Stored entries:
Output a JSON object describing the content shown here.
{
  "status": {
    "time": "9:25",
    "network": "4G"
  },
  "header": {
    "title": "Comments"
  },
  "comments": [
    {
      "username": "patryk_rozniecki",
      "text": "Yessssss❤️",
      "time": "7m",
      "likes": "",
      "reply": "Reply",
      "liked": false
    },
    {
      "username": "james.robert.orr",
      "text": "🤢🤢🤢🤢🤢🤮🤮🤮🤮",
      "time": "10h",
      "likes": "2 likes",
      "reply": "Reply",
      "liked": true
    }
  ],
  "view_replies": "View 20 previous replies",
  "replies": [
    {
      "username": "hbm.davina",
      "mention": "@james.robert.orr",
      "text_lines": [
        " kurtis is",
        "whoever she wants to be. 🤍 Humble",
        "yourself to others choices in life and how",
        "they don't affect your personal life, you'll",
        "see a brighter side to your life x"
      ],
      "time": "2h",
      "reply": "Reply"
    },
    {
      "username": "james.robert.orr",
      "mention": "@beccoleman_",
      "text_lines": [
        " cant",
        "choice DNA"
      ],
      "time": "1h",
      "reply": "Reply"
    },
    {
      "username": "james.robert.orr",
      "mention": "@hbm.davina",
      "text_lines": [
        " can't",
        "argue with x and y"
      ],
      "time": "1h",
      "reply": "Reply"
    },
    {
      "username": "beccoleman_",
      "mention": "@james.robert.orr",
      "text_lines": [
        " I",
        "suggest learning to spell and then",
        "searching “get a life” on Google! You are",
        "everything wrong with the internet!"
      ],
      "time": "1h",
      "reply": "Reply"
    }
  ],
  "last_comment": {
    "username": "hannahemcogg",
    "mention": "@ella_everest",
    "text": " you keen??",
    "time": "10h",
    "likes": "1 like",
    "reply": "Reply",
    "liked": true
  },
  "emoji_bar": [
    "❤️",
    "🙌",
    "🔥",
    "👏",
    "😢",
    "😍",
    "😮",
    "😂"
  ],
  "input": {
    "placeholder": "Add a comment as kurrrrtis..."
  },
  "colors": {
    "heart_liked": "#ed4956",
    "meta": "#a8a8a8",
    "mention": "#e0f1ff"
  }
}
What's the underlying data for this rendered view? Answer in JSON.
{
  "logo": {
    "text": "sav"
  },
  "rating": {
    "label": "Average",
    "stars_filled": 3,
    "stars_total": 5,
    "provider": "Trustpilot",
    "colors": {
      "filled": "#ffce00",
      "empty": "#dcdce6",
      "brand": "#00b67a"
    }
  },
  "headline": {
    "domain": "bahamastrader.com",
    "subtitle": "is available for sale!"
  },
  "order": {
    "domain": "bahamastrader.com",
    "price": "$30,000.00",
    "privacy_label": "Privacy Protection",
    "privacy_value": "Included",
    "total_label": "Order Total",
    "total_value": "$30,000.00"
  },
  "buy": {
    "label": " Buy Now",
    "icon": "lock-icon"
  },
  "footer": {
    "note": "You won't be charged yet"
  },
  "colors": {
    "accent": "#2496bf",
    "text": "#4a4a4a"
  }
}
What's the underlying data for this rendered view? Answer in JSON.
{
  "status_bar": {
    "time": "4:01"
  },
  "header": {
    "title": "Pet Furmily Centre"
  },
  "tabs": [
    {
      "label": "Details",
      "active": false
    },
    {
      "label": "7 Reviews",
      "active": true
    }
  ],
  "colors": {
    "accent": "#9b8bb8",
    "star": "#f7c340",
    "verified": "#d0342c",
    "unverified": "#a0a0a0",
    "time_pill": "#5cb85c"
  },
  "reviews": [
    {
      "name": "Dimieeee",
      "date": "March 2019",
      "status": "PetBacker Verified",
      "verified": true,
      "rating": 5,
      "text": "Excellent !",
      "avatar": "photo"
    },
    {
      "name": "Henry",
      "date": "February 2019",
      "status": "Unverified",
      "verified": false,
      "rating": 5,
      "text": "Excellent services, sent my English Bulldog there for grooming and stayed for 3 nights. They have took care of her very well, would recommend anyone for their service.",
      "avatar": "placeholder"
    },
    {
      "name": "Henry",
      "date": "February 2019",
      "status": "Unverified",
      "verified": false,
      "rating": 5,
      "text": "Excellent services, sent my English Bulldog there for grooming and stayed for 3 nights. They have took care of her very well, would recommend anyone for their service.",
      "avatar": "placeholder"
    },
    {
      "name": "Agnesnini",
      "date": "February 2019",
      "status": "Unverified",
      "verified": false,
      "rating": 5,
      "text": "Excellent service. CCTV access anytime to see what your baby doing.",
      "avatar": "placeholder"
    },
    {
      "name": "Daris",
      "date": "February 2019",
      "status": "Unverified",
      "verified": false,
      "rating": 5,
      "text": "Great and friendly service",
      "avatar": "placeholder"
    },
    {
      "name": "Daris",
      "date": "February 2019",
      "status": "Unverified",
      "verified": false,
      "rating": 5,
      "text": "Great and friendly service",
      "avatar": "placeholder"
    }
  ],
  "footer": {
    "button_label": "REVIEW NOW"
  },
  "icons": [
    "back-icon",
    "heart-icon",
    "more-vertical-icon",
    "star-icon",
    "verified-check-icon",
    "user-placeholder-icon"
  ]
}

### Task directions
Set out the complete listing exactly as shown.

### Response to this task
Output a JSON object describing the content shown here.
{
  "status": {
    "time": "9:25",
    "network": "4G"
  },
  "header": {
    "title": "Comments"
  },
  "comments": [
    {
      "username": "patryk_rozniecki",
      "text": "Yessssss❤️",
      "time": "7m",
      "likes": "",
      "reply": "Reply",
      "liked": false
    },
    {
      "username": "james.robert.orr",
      "text": "🤢🤢🤢🤢🤢🤮🤮🤮🤮",
      "time": "10h",
      "likes": "2 likes",
      "reply": "Reply",
      "liked": true
    }
  ],
  "view_replies": "View 20 previous replies",
  "replies": [
    {
      "username": "hbm.davina",
      "mention": "@james.robert.orr",
      "text_lines": [
        " kurtis is",
        "whoever she wants to be. 🤍 Humble",
        "yourself to others choices in life and how",
        "they don't affect your personal life, you'll",
        "see a brighter side to your life x"
      ],
      "time": "2h",
      "reply": "Reply"
    },
    {
      "username": "james.robert.orr",
      "mention": "@beccoleman_",
      "text_lines": [
        " cant",
        "choice DNA"
      ],
      "time": "1h",
      "reply": "Reply"
    },
    {
      "username": "james.robert.orr",
      "mention": "@hbm.davina",
      "text_lines": [
        " can't",
        "argue with x and y"
      ],
      "time": "1h",
      "reply": "Reply"
    },
    {
      "username": "beccoleman_",
      "mention": "@james.robert.orr",
      "text_lines": [
        " I",
        "suggest learning to spell and then",
        "searching “get a life” on Google! You are",
        "everything wrong with the internet!"
      ],
      "time": "1h",
      "reply": "Reply"
    }
  ],
  "last_comment": {
    "username": "hannahemcogg",
    "mention": "@ella_everest",
    "text": " you keen??",
    "time": "10h",
    "likes": "1 like",
    "reply": "Reply",
    "liked": true
  },
  "emoji_bar": [
    "❤️",
    "🙌",
    "🔥",
    "👏",
    "😢",
    "😍",
    "😮",
    "😂"
  ],
  "input": {
    "placeholder": "Add a comment as kurrrrtis..."
  },
  "colors": {
    "heart_liked": "#ed4956",
    "meta": "#a8a8a8",
    "mention": "#e0f1ff"
  }
}
What's the underlying data for this rendered view? Answer in JSON.
{
  "logo": {
    "text": "sav"
  },
  "rating": {
    "label": "Average",
    "stars_filled": 3,
    "stars_total": 5,
    "provider": "Trustpilot",
    "colors": {
      "filled": "#ffce00",
      "empty": "#dcdce6",
      "brand": "#00b67a"
    }
  },
  "headline": {
    "domain": "bahamastrader.com",
    "subtitle": "is available for sale!"
  },
  "order": {
    "domain": "bahamastrader.com",
    "price": "$30,000.00",
    "privacy_label": "Privacy Protection",
    "privacy_value": "Included",
    "total_label": "Order Total",
    "total_value": "$30,000.00"
  },
  "buy": {
    "label": " Buy Now",
    "icon": "lock-icon"
  },
  "footer": {
    "note": "You won't be charged yet"
  },
  "colors": {
    "accent": "#2496bf",
    "text": "#4a4a4a"
  }
}
What's the underlying data for this rendered view? Answer in JSON.
{
  "status_bar": {
    "time": "4:01"
  },
  "header": {
    "title": "Pet Furmily Centre"
  },
  "tabs": [
    {
      "label": "Details",
      "active": false
    },
    {
      "label": "7 Reviews",
      "active": true
    }
  ],
  "colors": {
    "accent": "#9b8bb8",
    "star": "#f7c340",
    "verified": "#d0342c",
    "unverified": "#a0a0a0",
    "time_pill": "#5cb85c"
  },
  "reviews": [
    {
      "name": "Dimieeee",
      "date": "March 2019",
      "status": "PetBacker Verified",
      "verified": true,
      "rating": 5,
      "text": "Excellent !",
      "avatar": "photo"
    },
    {
      "name": "Henry",
      "date": "February 2019",
      "status": "Unverified",
      "verified": false,
      "rating": 5,
      "text": "Excellent services, sent my English Bulldog there for grooming and stayed for 3 nights. They have took care of her very well, would recommend anyone for their service.",
      "avatar": "placeholder"
    },
    {
      "name": "Henry",
      "date": "February 2019",
      "status": "Unverified",
      "verified": false,
      "rating": 5,
      "text": "Excellent services, sent my English Bulldog there for grooming and stayed for 3 nights. They have took care of her very well, would recommend anyone for their service.",
      "avatar": "placeholder"
    },
    {
      "name": "Agnesnini",
      "date": "February 2019",
      "status": "Unverified",
      "verified": false,
      "rating": 5,
      "text": "Excellent service. CCTV access anytime to see what your baby doing.",
      "avatar": "placeholder"
    },
    {
      "name": "Daris",
      "date": "February 2019",
      "status": "Unverified",
      "verified": false,
      "rating": 5,
      "text": "Great and friendly service",
      "avatar": "placeholder"
    },
    {
      "name": "Daris",
      "date": "February 2019",
      "status": "Unverified",
      "verified": false,
      "rating": 5,
      "text": "Great and friendly service",
      "avatar": "placeholder"
    }
  ],
  "footer": {
    "button_label": "REVIEW NOW"
  },
  "icons": [
    "back-icon",
    "heart-icon",
    "more-vertical-icon",
    "star-icon",
    "verified-check-icon",
    "user-placeholder-icon"
  ]
}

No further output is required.